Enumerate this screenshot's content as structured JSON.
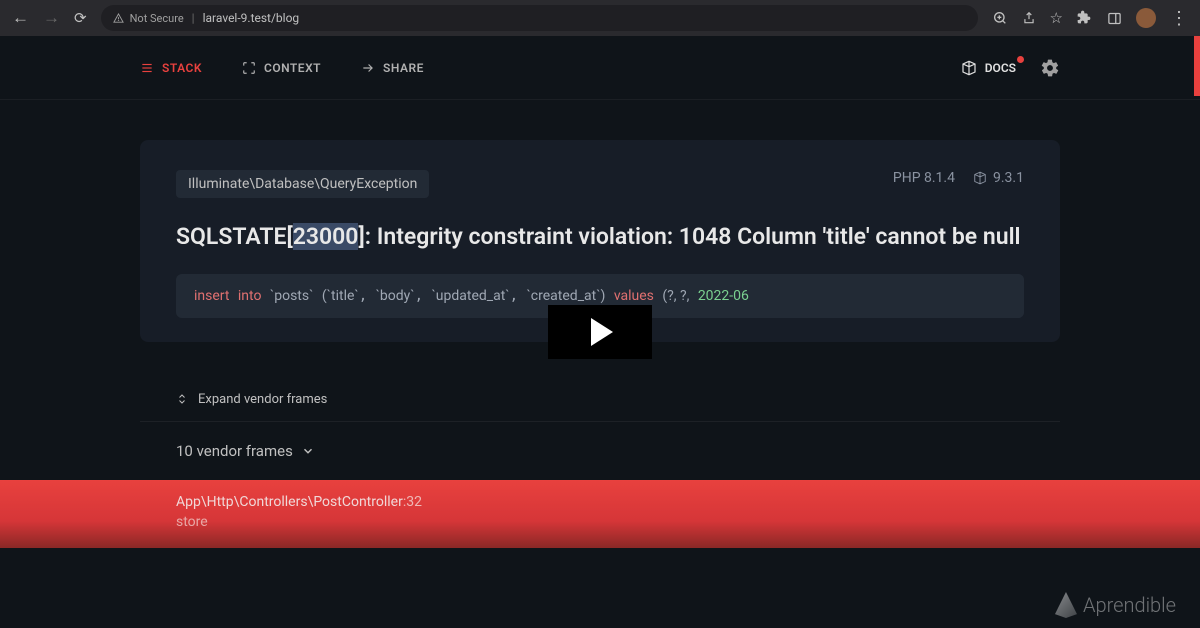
{
  "browser": {
    "not_secure": "Not Secure",
    "url": "laravel-9.test/blog"
  },
  "nav": {
    "stack": "STACK",
    "context": "CONTEXT",
    "share": "SHARE",
    "docs": "DOCS"
  },
  "error": {
    "exception_class": "Illuminate\\Database\\QueryException",
    "php_version": "PHP 8.1.4",
    "laravel_version": "9.3.1",
    "title_pre": "SQLSTATE[",
    "sqlstate_code": "23000",
    "title_post": "]: Integrity constraint violation: 1048 Column 'title' cannot be null",
    "sql": {
      "kw_insert": "insert",
      "kw_into": "into",
      "table": "`posts`",
      "cols_pre": "(",
      "col1": "`title`",
      "col2": "`body`",
      "col3": "`updated_at`",
      "col4": "`created_at`",
      "cols_post": ")",
      "kw_values": "values",
      "vals": "(?, ?,",
      "date": "2022-06"
    }
  },
  "frames": {
    "expand_label": "Expand vendor frames",
    "vendor_count": "10 vendor frames",
    "active_path": "App\\Http\\Controllers\\PostController",
    "active_line": ":32",
    "active_method": "store"
  },
  "watermark": "Aprendible"
}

-------------------------

Copy out every line from the records that has the word "frames".

▶ [REPLY]
  "frames": {
    "expand_label": "Expand vendor frames",
    "vendor_count": "10 vendor frames",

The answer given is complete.